Instructions to follow:
Copy the rows below word for word, starting with the first one and going on through the line with "table-cell[interactable]: HINDU: [319, 332, 401, 354]".

┌─ Data to use

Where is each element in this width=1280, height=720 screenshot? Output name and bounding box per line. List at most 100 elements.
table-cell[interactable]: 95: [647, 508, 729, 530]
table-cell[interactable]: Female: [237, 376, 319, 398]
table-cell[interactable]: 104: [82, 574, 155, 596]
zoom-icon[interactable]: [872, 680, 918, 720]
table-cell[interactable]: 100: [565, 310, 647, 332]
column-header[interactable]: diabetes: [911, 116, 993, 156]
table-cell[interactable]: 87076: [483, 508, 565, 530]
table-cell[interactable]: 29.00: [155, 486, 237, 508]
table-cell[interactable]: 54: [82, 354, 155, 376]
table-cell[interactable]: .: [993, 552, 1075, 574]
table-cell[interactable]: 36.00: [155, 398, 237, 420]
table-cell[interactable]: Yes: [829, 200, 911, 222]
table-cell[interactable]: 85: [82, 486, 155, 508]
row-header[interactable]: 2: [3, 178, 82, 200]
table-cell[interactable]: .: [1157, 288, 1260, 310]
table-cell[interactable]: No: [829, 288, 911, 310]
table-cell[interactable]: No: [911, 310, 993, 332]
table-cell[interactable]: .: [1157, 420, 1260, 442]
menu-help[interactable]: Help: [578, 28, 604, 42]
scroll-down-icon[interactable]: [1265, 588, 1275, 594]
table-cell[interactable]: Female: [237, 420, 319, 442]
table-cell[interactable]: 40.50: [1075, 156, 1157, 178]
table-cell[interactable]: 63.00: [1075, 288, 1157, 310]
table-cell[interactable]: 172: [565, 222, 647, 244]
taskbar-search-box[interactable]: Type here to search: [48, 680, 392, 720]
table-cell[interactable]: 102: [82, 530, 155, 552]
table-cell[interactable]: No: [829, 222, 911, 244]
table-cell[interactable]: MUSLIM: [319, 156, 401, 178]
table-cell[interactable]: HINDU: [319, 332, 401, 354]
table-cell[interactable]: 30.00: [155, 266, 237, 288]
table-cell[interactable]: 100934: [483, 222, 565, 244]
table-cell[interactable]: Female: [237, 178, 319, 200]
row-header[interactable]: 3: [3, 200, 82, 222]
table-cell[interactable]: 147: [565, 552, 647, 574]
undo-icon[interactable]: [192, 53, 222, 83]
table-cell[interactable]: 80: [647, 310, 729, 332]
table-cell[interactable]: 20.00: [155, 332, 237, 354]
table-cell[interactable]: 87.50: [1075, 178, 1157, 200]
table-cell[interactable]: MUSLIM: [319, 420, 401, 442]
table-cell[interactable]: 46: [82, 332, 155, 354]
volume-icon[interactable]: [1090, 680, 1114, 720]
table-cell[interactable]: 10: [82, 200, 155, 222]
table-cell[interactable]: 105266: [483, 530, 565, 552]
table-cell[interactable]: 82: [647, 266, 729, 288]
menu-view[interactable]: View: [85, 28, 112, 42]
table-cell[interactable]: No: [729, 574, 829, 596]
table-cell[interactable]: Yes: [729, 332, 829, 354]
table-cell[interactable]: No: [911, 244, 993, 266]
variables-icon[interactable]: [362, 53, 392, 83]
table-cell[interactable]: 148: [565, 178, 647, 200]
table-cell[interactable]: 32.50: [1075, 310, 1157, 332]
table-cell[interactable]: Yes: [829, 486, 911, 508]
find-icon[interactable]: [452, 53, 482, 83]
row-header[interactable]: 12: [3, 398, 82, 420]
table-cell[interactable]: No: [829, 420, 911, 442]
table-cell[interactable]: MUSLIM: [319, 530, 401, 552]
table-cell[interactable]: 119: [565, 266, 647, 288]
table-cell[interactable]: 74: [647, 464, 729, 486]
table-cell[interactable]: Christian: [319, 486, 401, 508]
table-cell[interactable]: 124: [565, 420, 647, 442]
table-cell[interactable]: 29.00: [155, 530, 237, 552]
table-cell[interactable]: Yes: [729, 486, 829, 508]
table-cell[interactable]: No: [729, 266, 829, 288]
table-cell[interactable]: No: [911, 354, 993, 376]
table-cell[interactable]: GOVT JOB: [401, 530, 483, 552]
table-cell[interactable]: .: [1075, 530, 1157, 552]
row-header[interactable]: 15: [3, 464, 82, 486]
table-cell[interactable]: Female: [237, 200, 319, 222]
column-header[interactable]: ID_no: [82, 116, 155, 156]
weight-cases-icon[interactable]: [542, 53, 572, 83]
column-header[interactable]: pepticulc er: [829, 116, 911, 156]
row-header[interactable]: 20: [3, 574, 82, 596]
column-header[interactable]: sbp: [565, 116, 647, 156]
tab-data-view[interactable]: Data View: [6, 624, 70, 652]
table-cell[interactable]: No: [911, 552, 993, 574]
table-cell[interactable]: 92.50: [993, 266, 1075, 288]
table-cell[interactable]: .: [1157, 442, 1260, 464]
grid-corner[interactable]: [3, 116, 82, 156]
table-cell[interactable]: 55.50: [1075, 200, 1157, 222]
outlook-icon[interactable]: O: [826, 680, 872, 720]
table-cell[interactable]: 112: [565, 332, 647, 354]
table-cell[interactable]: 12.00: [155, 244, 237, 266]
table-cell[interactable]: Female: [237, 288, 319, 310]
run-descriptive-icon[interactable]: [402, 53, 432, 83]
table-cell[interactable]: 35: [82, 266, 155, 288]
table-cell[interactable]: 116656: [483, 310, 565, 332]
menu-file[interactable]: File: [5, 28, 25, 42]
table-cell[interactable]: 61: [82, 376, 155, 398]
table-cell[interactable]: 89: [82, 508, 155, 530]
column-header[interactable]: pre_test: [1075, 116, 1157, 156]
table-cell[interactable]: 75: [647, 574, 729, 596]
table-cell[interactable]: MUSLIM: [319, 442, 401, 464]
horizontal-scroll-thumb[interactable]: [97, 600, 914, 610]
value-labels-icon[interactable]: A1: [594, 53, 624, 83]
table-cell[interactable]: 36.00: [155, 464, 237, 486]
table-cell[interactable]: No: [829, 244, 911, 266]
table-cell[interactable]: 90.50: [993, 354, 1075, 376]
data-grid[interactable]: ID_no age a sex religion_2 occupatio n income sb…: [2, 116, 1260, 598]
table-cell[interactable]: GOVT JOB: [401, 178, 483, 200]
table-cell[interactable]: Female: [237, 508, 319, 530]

└─

Exercise solution:
Where is each element in this width=1280, height=720 screenshot? Output name and bounding box per line. List at most 100 elements.
table-cell[interactable]: 95: [647, 508, 729, 530]
table-cell[interactable]: Female: [237, 376, 319, 398]
table-cell[interactable]: 104: [82, 574, 155, 596]
zoom-icon[interactable]: [872, 680, 918, 720]
table-cell[interactable]: 100: [565, 310, 647, 332]
column-header[interactable]: diabetes: [911, 116, 993, 156]
table-cell[interactable]: 87076: [483, 508, 565, 530]
table-cell[interactable]: 29.00: [155, 486, 237, 508]
table-cell[interactable]: 54: [82, 354, 155, 376]
table-cell[interactable]: .: [993, 552, 1075, 574]
table-cell[interactable]: 36.00: [155, 398, 237, 420]
table-cell[interactable]: Yes: [829, 200, 911, 222]
table-cell[interactable]: 85: [82, 486, 155, 508]
row-header[interactable]: 2: [3, 178, 82, 200]
table-cell[interactable]: .: [1157, 288, 1260, 310]
table-cell[interactable]: No: [829, 288, 911, 310]
table-cell[interactable]: No: [911, 310, 993, 332]
table-cell[interactable]: .: [1157, 420, 1260, 442]
menu-help[interactable]: Help: [578, 28, 604, 42]
scroll-down-icon[interactable]: [1265, 588, 1275, 594]
table-cell[interactable]: Female: [237, 420, 319, 442]
table-cell[interactable]: 40.50: [1075, 156, 1157, 178]
table-cell[interactable]: 63.00: [1075, 288, 1157, 310]
table-cell[interactable]: 172: [565, 222, 647, 244]
taskbar-search-box[interactable]: Type here to search: [48, 680, 392, 720]
table-cell[interactable]: 102: [82, 530, 155, 552]
table-cell[interactable]: No: [829, 222, 911, 244]
table-cell[interactable]: MUSLIM: [319, 156, 401, 178]
table-cell[interactable]: HINDU: [319, 332, 401, 354]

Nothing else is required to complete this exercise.